> **PROBLEM DESCRIPTION**:
Repeat the data below word for word, but leave out the pictures.

--- START OF INPUT RECORDS ---

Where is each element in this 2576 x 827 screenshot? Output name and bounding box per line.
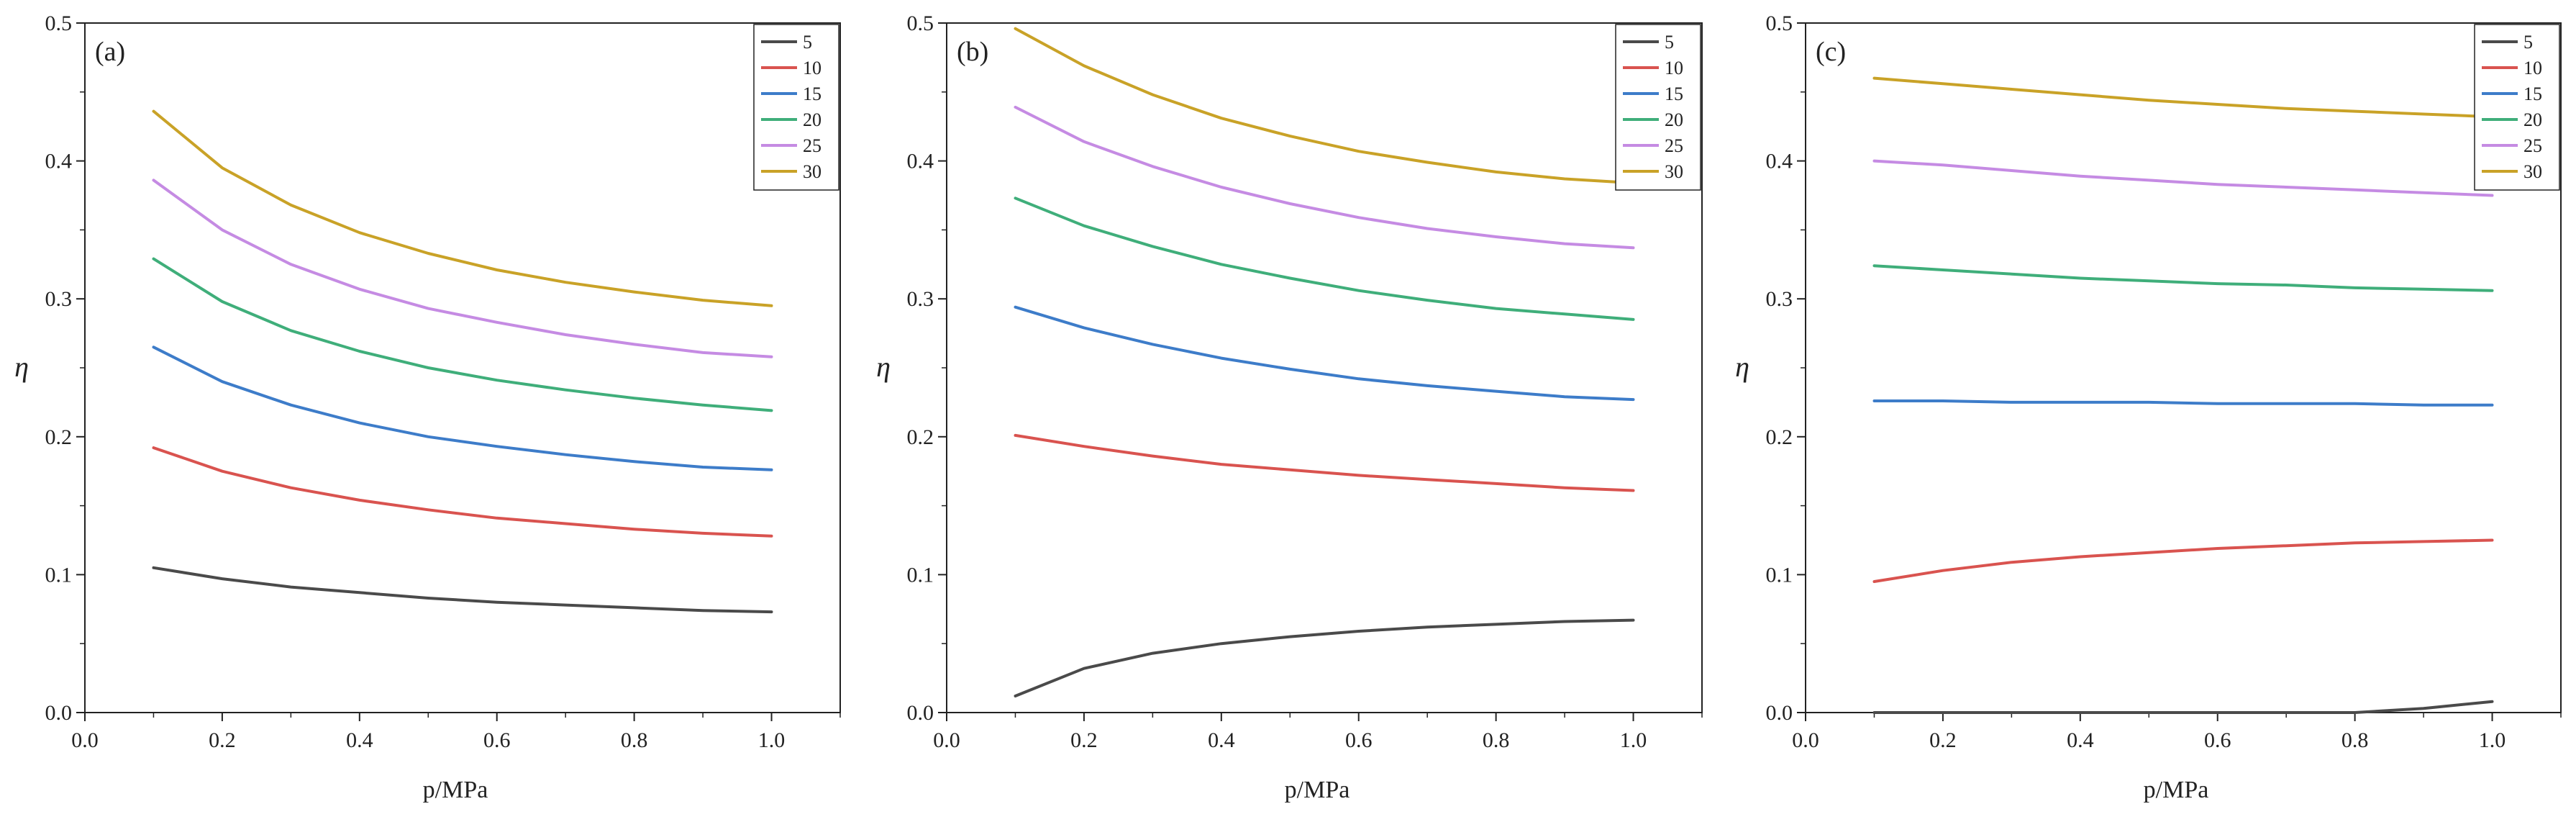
x-tick-label: 0.2 [1929, 728, 1957, 752]
legend-label-25: 25 [2523, 135, 2542, 156]
y-tick-label: 0.2 [1766, 425, 1793, 449]
y-axis-label: η [14, 351, 29, 383]
x-tick-label: 0.0 [933, 728, 960, 752]
y-tick-label: 0.3 [45, 287, 73, 311]
y-tick-label: 0.3 [1766, 287, 1793, 311]
legend: 5 10 15 20 25 30 [1615, 24, 1701, 191]
x-axis-label: p/MPa [2144, 777, 2209, 803]
series-line-25 [1872, 159, 2494, 197]
x-tick-label: 0.2 [209, 728, 236, 752]
legend-label-15: 15 [2523, 83, 2542, 104]
legend-label-30: 30 [803, 161, 822, 182]
legend-label-30: 30 [1665, 161, 1683, 182]
legend: 5 10 15 20 25 30 [2474, 24, 2560, 191]
series-line-15 [1014, 305, 1635, 402]
x-tick-label: 0.4 [346, 728, 373, 752]
x-tick-label: 0.0 [1792, 728, 1819, 752]
y-tick-label: 0.1 [907, 563, 934, 587]
legend-label-10: 10 [1665, 58, 1683, 78]
legend-label-5: 5 [2523, 32, 2533, 53]
x-tick-label: 0.6 [1345, 728, 1373, 752]
legend-label-20: 20 [1665, 109, 1683, 130]
x-tick-label: 0.4 [2067, 728, 2094, 752]
y-tick-label: 0.4 [45, 150, 73, 173]
y-tick-label: 0.5 [907, 12, 934, 35]
legend-box [1615, 24, 1701, 191]
y-tick-label: 0.1 [45, 563, 73, 587]
x-tick-label: 1.0 [758, 728, 786, 752]
x-tick-label: 0.2 [1070, 728, 1098, 752]
y-tick-label: 0.0 [45, 701, 73, 725]
series-line-15 [1872, 399, 2494, 407]
series-line-25 [152, 178, 773, 358]
legend-label-25: 25 [803, 135, 822, 156]
panel-label: (c) [1816, 37, 1846, 67]
legend-label-10: 10 [803, 58, 822, 78]
y-tick-label: 0.4 [1766, 150, 1793, 173]
legend-label-10: 10 [2523, 58, 2542, 78]
series-line-5 [1872, 700, 2494, 714]
legend-label-5: 5 [1665, 32, 1674, 53]
panel-c: 0.0 0.2 0.4 0.6 0.8 1.0 0.0 0.1 0.2 0.3 0.4 0.5 p/MP… [1735, 12, 2562, 803]
legend-box [753, 24, 839, 191]
y-tick-label: 0.5 [1766, 12, 1793, 35]
y-tick-label: 0.2 [45, 425, 73, 449]
x-tick-label: 0.4 [1208, 728, 1235, 752]
x-tick-label: 0.8 [1483, 728, 1510, 752]
y-axis-label: η [1735, 351, 1749, 383]
x-tick-label: 1.0 [2479, 728, 2506, 752]
legend-label-20: 20 [2523, 109, 2542, 130]
y-axis-label: η [876, 351, 891, 383]
series-line-5 [152, 566, 773, 614]
series-line-10 [1014, 433, 1635, 492]
legend-label-15: 15 [1665, 83, 1683, 104]
y-tick-label: 0.1 [1766, 563, 1793, 587]
series-line-30 [152, 109, 773, 307]
series-line-20 [152, 257, 773, 412]
y-tick-label: 0.2 [907, 425, 934, 449]
series-line-20 [1014, 196, 1635, 321]
y-tick-label: 0.0 [1766, 701, 1793, 725]
legend-label-25: 25 [1665, 135, 1683, 156]
x-tick-label: 0.8 [621, 728, 648, 752]
plot-frame [946, 22, 1703, 713]
series-line-30 [1872, 76, 2494, 119]
y-tick-label: 0.0 [907, 701, 934, 725]
panel-a: 0.0 0.2 0.4 0.6 0.8 1.0 0.0 0.1 0.2 0.3 0.4 0.5 p/MP… [14, 12, 841, 803]
plot-frame [84, 22, 841, 713]
panel-label: (a) [95, 37, 125, 67]
legend-label-20: 20 [803, 109, 822, 130]
panel-label: (b) [957, 37, 988, 67]
series-line-10 [152, 446, 773, 538]
series-line-25 [1014, 105, 1635, 250]
y-tick-label: 0.4 [907, 150, 934, 173]
plot-frame [1805, 22, 2562, 713]
series-line-15 [152, 345, 773, 471]
legend-box [2474, 24, 2560, 191]
x-axis-label: p/MPa [1285, 777, 1350, 803]
x-tick-label: 0.8 [2341, 728, 2369, 752]
legend-label-30: 30 [2523, 161, 2542, 182]
y-tick-label: 0.3 [907, 287, 934, 311]
x-tick-label: 0.6 [2204, 728, 2231, 752]
series-line-10 [1872, 538, 2494, 583]
series-line-5 [1014, 618, 1635, 697]
legend: 5 10 15 20 25 30 [753, 24, 839, 191]
series-line-30 [1014, 27, 1635, 185]
series-line-20 [1872, 264, 2494, 292]
y-tick-label: 0.5 [45, 12, 73, 35]
legend-label-15: 15 [803, 83, 822, 104]
x-axis-label: p/MPa [423, 777, 488, 803]
panel-b: 0.0 0.2 0.4 0.6 0.8 1.0 0.0 0.1 0.2 0.3 0.4 0.5 p/MP… [876, 12, 1703, 803]
x-tick-label: 0.0 [71, 728, 99, 752]
legend-label-5: 5 [803, 32, 812, 53]
x-tick-label: 1.0 [1620, 728, 1647, 752]
x-tick-label: 0.6 [483, 728, 511, 752]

--- END OF INPUT RECORDS ---

> **RIGHT ANSWER**:
Where is each element in this 2576 x 827 screenshot? Output name and bounding box per line.
x-tick-label: 0.2 [1929, 728, 1957, 752]
legend-label-25: 25 [2523, 135, 2542, 156]
y-tick-label: 0.2 [1766, 425, 1793, 449]
y-axis-label: η [14, 351, 29, 383]
x-tick-label: 0.0 [933, 728, 960, 752]
y-tick-label: 0.3 [45, 287, 73, 311]
y-tick-label: 0.3 [1766, 287, 1793, 311]
legend: 5 10 15 20 25 30 [1615, 24, 1701, 191]
x-axis-label: p/MPa [2144, 777, 2209, 803]
series-line-25 [1872, 159, 2494, 197]
x-tick-label: 0.2 [209, 728, 236, 752]
legend-label-15: 15 [2523, 83, 2542, 104]
legend-label-30: 30 [803, 161, 822, 182]
legend-label-30: 30 [1665, 161, 1683, 182]
legend: 5 10 15 20 25 30 [2474, 24, 2560, 191]
series-line-15 [1014, 305, 1635, 402]
x-tick-label: 0.4 [346, 728, 373, 752]
x-tick-label: 0.0 [1792, 728, 1819, 752]
y-tick-label: 0.1 [907, 563, 934, 587]
legend-label-10: 10 [1665, 58, 1683, 78]
legend-label-5: 5 [2523, 32, 2533, 53]
x-tick-label: 0.6 [1345, 728, 1373, 752]
legend-label-20: 20 [1665, 109, 1683, 130]
x-tick-label: 0.4 [2067, 728, 2094, 752]
y-tick-label: 0.4 [45, 150, 73, 173]
y-tick-label: 0.5 [907, 12, 934, 35]
legend-box [1615, 24, 1701, 191]
y-tick-label: 0.1 [45, 563, 73, 587]
x-tick-label: 1.0 [758, 728, 786, 752]
x-tick-label: 0.2 [1070, 728, 1098, 752]
y-tick-label: 0.0 [45, 701, 73, 725]
series-line-15 [1872, 399, 2494, 407]
series-line-25 [152, 178, 773, 358]
legend-label-25: 25 [803, 135, 822, 156]
panel-label: (c) [1816, 37, 1846, 67]
legend-label-10: 10 [803, 58, 822, 78]
y-tick-label: 0.4 [1766, 150, 1793, 173]
legend-label-10: 10 [2523, 58, 2542, 78]
series-line-5 [1872, 700, 2494, 714]
legend-label-5: 5 [1665, 32, 1674, 53]
panel-c: 0.0 0.2 0.4 0.6 0.8 1.0 0.0 0.1 0.2 0.3 0.4 0.5 p/MP… [1735, 12, 2562, 803]
legend-box [753, 24, 839, 191]
y-tick-label: 0.5 [1766, 12, 1793, 35]
y-tick-label: 0.2 [45, 425, 73, 449]
x-tick-label: 0.4 [1208, 728, 1235, 752]
x-tick-label: 0.8 [1483, 728, 1510, 752]
y-axis-label: η [1735, 351, 1749, 383]
x-tick-label: 1.0 [2479, 728, 2506, 752]
legend-label-20: 20 [2523, 109, 2542, 130]
y-axis-label: η [876, 351, 891, 383]
series-line-5 [152, 566, 773, 614]
series-line-10 [1014, 433, 1635, 492]
legend-label-15: 15 [1665, 83, 1683, 104]
y-tick-label: 0.1 [1766, 563, 1793, 587]
series-line-30 [152, 109, 773, 307]
series-line-20 [152, 257, 773, 412]
y-tick-label: 0.2 [907, 425, 934, 449]
series-line-20 [1014, 196, 1635, 321]
y-tick-label: 0.0 [1766, 701, 1793, 725]
legend-label-25: 25 [1665, 135, 1683, 156]
x-tick-label: 0.8 [621, 728, 648, 752]
plot-frame [946, 22, 1703, 713]
series-line-30 [1872, 76, 2494, 119]
y-tick-label: 0.0 [907, 701, 934, 725]
panel-a: 0.0 0.2 0.4 0.6 0.8 1.0 0.0 0.1 0.2 0.3 0.4 0.5 p/MP… [14, 12, 841, 803]
plot-frame [84, 22, 841, 713]
panel-label: (a) [95, 37, 125, 67]
legend-label-20: 20 [803, 109, 822, 130]
panel-label: (b) [957, 37, 988, 67]
series-line-10 [152, 446, 773, 538]
series-line-25 [1014, 105, 1635, 250]
y-tick-label: 0.4 [907, 150, 934, 173]
plot-frame [1805, 22, 2562, 713]
series-line-15 [152, 345, 773, 471]
legend-box [2474, 24, 2560, 191]
x-axis-label: p/MPa [1285, 777, 1350, 803]
x-tick-label: 0.8 [2341, 728, 2369, 752]
legend-label-30: 30 [2523, 161, 2542, 182]
y-tick-label: 0.3 [907, 287, 934, 311]
x-tick-label: 0.6 [2204, 728, 2231, 752]
series-line-10 [1872, 538, 2494, 583]
series-line-5 [1014, 618, 1635, 697]
legend: 5 10 15 20 25 30 [753, 24, 839, 191]
series-line-30 [1014, 27, 1635, 185]
series-line-20 [1872, 264, 2494, 292]
y-tick-label: 0.5 [45, 12, 73, 35]
legend-label-15: 15 [803, 83, 822, 104]
x-axis-label: p/MPa [423, 777, 488, 803]
panel-b: 0.0 0.2 0.4 0.6 0.8 1.0 0.0 0.1 0.2 0.3 0.4 0.5 p/MP… [876, 12, 1703, 803]
x-tick-label: 0.0 [71, 728, 99, 752]
legend-label-5: 5 [803, 32, 812, 53]
x-tick-label: 1.0 [1620, 728, 1647, 752]
x-tick-label: 0.6 [483, 728, 511, 752]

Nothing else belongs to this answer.